> _Exercise directions_
Restate every line of the material, word for word.

> _Input data_
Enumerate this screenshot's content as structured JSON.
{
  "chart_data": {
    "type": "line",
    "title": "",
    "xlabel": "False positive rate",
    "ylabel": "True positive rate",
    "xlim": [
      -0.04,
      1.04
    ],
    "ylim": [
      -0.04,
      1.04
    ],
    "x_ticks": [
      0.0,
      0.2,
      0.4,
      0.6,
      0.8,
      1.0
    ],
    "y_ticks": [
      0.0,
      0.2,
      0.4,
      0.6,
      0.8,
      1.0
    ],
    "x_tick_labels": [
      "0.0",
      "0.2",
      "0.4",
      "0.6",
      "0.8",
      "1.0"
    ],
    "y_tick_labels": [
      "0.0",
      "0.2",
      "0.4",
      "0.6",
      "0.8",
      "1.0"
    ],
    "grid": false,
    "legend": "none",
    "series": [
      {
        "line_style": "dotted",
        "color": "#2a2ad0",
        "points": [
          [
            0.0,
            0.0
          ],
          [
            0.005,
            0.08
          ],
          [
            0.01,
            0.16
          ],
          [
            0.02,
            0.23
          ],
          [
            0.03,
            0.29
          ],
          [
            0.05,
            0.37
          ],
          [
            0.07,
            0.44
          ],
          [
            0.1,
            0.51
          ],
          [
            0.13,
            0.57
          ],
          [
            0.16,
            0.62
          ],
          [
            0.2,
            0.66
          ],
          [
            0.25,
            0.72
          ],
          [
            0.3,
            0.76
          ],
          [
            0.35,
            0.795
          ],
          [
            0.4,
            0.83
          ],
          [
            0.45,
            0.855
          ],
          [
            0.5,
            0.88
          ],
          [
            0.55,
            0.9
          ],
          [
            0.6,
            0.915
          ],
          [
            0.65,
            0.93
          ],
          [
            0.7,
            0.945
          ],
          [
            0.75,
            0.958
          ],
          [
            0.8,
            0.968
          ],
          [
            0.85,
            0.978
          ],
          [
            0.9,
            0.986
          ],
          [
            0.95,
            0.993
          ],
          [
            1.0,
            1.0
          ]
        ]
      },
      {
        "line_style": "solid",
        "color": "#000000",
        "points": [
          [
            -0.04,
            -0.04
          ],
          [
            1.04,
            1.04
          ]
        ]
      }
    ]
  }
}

> _Response to the exercise_
Enumerate this screenshot's content as structured JSON.
{
  "chart_data": {
    "type": "line",
    "title": "",
    "xlabel": "False positive rate",
    "ylabel": "True positive rate",
    "xlim": [
      -0.04,
      1.04
    ],
    "ylim": [
      -0.04,
      1.04
    ],
    "x_ticks": [
      0.0,
      0.2,
      0.4,
      0.6,
      0.8,
      1.0
    ],
    "y_ticks": [
      0.0,
      0.2,
      0.4,
      0.6,
      0.8,
      1.0
    ],
    "x_tick_labels": [
      "0.0",
      "0.2",
      "0.4",
      "0.6",
      "0.8",
      "1.0"
    ],
    "y_tick_labels": [
      "0.0",
      "0.2",
      "0.4",
      "0.6",
      "0.8",
      "1.0"
    ],
    "grid": false,
    "legend": "none",
    "series": [
      {
        "line_style": "dotted",
        "color": "#2a2ad0",
        "points": [
          [
            0.0,
            0.0
          ],
          [
            0.005,
            0.08
          ],
          [
            0.01,
            0.16
          ],
          [
            0.02,
            0.23
          ],
          [
            0.03,
            0.29
          ],
          [
            0.05,
            0.37
          ],
          [
            0.07,
            0.44
          ],
          [
            0.1,
            0.51
          ],
          [
            0.13,
            0.57
          ],
          [
            0.16,
            0.62
          ],
          [
            0.2,
            0.66
          ],
          [
            0.25,
            0.72
          ],
          [
            0.3,
            0.76
          ],
          [
            0.35,
            0.795
          ],
          [
            0.4,
            0.83
          ],
          [
            0.45,
            0.855
          ],
          [
            0.5,
            0.88
          ],
          [
            0.55,
            0.9
          ],
          [
            0.6,
            0.915
          ],
          [
            0.65,
            0.93
          ],
          [
            0.7,
            0.945
          ],
          [
            0.75,
            0.958
          ],
          [
            0.8,
            0.968
          ],
          [
            0.85,
            0.978
          ],
          [
            0.9,
            0.986
          ],
          [
            0.95,
            0.993
          ],
          [
            1.0,
            1.0
          ]
        ]
      },
      {
        "line_style": "solid",
        "color": "#000000",
        "points": [
          [
            -0.04,
            -0.04
          ],
          [
            1.04,
            1.04
          ]
        ]
      }
    ]
  }
}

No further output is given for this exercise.